- **Given exercise**:
Check each line of the material. Copy those containing "coordinate".

- **Data in this exercise**:
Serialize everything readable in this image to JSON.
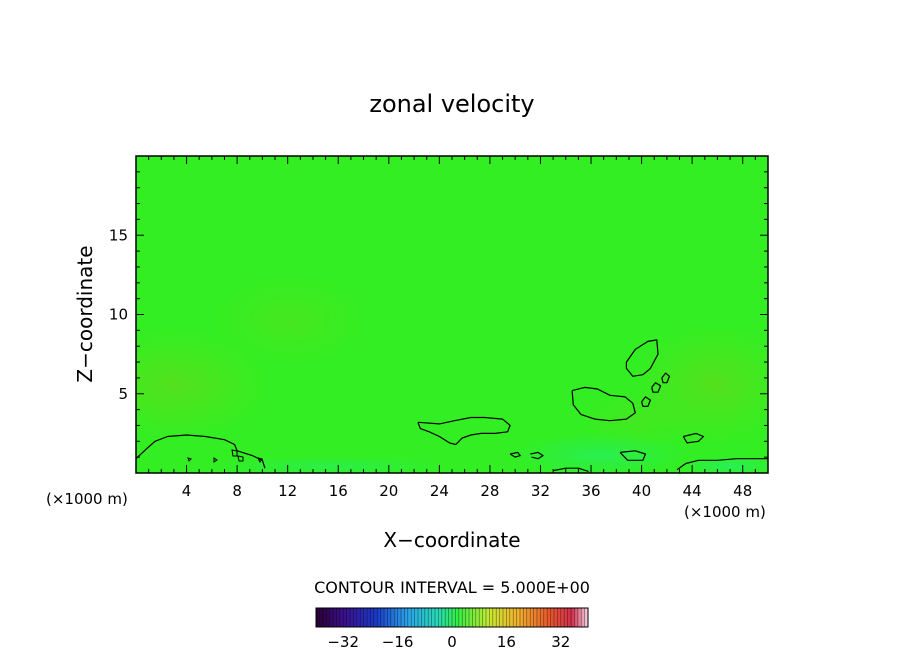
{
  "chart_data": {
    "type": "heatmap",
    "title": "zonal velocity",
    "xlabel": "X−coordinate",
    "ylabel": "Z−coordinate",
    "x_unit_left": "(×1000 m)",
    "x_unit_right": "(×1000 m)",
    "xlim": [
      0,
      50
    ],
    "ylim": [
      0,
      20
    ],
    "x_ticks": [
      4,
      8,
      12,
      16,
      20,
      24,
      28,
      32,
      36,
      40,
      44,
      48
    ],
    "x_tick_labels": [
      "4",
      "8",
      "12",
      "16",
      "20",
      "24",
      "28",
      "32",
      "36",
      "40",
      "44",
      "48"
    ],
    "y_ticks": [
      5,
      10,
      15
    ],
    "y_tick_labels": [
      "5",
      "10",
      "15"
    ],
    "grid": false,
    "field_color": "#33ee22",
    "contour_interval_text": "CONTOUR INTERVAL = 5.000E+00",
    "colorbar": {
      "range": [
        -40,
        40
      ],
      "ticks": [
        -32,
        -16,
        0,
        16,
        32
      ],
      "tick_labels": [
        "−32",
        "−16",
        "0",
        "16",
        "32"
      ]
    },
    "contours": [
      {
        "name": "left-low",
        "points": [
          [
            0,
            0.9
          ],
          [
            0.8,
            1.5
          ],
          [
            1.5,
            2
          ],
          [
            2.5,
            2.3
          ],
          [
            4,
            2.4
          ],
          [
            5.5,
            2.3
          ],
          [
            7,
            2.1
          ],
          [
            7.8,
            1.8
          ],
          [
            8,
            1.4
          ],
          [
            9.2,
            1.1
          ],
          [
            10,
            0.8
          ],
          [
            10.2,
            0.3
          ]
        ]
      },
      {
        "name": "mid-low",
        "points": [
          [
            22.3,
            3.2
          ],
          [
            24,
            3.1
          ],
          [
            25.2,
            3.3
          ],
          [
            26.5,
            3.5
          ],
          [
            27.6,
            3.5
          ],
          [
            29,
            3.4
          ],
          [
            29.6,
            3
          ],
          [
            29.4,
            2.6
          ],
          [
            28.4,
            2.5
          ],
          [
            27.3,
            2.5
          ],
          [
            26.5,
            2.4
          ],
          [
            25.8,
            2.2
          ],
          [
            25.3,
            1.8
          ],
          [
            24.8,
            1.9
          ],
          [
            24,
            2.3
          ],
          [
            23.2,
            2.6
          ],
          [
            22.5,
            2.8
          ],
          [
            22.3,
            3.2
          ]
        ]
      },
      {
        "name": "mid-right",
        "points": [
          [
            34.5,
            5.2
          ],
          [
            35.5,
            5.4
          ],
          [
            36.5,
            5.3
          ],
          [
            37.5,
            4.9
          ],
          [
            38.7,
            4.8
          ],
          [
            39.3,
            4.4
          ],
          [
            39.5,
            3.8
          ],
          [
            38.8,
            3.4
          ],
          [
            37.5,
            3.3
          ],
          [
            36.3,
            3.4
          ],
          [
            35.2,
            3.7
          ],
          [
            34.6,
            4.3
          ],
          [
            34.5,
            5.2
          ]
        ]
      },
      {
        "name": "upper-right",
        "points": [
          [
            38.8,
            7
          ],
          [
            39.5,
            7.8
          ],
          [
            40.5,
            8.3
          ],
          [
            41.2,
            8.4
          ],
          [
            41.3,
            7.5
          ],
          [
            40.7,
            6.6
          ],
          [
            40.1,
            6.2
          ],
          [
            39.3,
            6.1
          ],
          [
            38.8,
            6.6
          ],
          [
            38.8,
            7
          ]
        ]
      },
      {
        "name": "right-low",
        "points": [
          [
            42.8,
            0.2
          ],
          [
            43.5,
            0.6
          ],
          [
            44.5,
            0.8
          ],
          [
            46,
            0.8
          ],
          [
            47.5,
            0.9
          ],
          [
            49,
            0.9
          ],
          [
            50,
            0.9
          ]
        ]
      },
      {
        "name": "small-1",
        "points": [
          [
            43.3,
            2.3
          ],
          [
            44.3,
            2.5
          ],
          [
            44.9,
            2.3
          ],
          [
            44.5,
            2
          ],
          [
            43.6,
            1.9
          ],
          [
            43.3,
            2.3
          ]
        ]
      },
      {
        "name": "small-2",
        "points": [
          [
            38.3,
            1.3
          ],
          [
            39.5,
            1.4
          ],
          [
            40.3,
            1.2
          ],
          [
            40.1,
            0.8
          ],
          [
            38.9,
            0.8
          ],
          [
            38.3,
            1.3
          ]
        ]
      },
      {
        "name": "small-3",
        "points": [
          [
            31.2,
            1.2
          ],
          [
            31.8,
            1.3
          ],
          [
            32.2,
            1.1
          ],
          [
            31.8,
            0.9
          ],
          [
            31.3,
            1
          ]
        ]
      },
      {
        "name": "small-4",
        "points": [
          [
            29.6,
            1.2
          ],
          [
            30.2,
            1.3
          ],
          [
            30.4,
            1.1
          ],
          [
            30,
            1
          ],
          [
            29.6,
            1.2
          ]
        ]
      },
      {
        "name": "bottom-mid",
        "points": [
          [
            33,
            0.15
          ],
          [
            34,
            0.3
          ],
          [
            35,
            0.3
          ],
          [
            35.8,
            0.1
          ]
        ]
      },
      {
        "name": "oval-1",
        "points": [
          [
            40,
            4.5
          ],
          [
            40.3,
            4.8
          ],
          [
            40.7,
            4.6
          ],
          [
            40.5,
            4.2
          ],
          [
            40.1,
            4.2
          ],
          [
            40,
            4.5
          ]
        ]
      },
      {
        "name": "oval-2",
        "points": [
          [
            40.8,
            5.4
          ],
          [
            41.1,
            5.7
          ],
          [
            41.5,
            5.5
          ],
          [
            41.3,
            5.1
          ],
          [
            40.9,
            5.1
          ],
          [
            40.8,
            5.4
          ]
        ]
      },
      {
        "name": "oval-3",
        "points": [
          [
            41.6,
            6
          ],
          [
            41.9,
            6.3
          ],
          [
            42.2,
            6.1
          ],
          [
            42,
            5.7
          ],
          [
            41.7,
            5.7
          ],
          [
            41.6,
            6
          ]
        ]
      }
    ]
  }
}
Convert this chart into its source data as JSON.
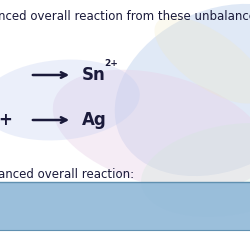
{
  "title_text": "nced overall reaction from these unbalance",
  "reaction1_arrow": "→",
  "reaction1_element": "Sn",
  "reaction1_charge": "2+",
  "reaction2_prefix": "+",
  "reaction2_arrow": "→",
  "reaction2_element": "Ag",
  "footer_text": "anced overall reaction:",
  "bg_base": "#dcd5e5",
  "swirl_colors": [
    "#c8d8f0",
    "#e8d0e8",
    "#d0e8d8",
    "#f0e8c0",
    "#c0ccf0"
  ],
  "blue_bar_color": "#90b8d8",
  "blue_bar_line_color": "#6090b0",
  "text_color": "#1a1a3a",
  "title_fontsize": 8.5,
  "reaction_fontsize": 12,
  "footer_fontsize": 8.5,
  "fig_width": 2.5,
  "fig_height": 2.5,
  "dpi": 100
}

- **Worked answer**:
    "xlabel": "X−coordinate",
    "ylabel": "Z−coordinate",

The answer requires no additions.